● **Given records**:
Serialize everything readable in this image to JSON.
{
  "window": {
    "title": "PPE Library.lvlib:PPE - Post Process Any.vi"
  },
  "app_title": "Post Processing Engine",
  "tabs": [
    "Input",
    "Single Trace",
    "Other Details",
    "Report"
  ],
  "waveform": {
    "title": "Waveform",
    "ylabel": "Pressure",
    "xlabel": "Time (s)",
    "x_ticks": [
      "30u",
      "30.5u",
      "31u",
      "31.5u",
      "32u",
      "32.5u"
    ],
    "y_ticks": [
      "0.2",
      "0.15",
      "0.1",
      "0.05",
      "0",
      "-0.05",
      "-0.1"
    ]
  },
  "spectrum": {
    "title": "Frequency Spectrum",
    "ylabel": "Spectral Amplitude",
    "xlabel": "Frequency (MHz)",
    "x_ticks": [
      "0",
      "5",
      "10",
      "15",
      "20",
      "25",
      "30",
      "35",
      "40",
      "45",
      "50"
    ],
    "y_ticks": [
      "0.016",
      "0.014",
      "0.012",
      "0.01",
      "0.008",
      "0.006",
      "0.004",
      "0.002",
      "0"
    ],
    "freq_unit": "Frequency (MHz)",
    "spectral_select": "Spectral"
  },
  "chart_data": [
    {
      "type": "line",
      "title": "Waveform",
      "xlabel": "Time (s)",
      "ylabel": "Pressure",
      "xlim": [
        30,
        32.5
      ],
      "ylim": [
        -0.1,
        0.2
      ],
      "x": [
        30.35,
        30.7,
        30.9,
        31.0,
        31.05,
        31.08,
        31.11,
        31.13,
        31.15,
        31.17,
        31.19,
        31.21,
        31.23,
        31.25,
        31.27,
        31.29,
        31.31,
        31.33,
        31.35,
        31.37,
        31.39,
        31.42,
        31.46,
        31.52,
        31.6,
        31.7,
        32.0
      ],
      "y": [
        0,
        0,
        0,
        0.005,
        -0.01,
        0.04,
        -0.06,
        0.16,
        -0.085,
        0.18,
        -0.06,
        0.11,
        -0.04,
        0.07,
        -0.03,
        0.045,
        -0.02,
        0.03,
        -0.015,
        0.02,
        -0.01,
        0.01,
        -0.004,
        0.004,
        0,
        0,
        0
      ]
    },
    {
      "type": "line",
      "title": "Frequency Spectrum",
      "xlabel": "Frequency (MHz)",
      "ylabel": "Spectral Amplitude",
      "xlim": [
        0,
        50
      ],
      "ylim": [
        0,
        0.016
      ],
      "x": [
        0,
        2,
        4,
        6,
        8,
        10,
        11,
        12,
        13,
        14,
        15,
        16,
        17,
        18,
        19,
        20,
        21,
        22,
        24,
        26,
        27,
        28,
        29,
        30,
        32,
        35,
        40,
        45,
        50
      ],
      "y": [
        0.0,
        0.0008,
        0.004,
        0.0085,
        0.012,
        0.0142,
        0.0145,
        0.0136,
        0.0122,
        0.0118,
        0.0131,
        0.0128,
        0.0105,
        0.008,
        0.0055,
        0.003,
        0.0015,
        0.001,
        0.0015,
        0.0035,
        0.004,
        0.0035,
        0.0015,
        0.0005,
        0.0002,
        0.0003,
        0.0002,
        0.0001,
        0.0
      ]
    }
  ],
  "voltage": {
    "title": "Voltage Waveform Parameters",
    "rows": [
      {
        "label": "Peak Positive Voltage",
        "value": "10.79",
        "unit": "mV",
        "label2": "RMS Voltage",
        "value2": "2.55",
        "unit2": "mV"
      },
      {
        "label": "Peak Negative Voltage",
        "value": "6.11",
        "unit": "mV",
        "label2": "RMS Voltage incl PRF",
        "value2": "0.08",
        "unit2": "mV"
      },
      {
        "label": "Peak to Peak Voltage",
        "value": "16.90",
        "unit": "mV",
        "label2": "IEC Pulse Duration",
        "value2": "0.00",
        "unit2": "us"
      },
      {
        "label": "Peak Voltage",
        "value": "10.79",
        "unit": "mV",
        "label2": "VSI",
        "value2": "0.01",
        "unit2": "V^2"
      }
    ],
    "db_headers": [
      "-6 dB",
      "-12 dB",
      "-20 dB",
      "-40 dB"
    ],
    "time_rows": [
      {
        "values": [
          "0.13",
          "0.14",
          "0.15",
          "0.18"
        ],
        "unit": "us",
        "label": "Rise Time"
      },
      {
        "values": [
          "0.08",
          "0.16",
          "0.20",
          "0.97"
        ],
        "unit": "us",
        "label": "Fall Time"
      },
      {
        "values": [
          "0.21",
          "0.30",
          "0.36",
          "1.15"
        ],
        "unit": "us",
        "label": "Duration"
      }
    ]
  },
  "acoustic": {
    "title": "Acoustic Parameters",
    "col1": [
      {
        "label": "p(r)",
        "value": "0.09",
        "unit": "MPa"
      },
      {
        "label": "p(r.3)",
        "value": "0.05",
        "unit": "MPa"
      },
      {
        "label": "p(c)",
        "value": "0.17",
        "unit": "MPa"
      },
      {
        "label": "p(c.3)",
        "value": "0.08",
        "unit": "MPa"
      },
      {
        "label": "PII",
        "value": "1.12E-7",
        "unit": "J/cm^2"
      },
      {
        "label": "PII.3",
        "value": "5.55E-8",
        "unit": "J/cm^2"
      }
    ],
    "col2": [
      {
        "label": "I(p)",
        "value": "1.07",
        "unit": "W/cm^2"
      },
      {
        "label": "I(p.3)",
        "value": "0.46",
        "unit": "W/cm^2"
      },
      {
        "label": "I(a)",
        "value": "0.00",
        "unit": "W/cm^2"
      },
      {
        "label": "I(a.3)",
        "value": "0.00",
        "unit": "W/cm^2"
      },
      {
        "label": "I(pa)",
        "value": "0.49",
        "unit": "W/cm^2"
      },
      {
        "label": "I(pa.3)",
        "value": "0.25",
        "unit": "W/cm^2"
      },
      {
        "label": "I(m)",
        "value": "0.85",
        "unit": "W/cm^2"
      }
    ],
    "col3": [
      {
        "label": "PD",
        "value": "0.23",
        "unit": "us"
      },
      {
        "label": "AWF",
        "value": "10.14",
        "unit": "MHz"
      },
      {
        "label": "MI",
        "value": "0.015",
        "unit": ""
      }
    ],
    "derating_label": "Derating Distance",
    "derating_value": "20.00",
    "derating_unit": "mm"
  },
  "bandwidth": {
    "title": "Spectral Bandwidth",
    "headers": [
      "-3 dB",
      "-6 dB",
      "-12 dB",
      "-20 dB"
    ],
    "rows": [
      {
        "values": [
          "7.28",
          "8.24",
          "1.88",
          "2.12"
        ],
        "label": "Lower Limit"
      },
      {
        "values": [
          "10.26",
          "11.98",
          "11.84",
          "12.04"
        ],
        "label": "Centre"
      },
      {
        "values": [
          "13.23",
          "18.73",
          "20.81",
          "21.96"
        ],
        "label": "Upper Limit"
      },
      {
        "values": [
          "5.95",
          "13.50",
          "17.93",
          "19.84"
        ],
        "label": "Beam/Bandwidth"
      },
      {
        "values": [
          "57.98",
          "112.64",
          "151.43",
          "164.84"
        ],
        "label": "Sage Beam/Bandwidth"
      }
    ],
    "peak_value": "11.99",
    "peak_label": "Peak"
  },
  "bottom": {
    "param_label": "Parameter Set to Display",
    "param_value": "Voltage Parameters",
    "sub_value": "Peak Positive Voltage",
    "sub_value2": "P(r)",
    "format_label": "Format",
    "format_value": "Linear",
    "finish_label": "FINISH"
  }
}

● **Set problem**: In the listing above, find each line with the word "Beam" and copy it.

● **Worked answer**:
        "label": "Beam/Bandwidth"
        "label": "Sage Beam/Bandwidth"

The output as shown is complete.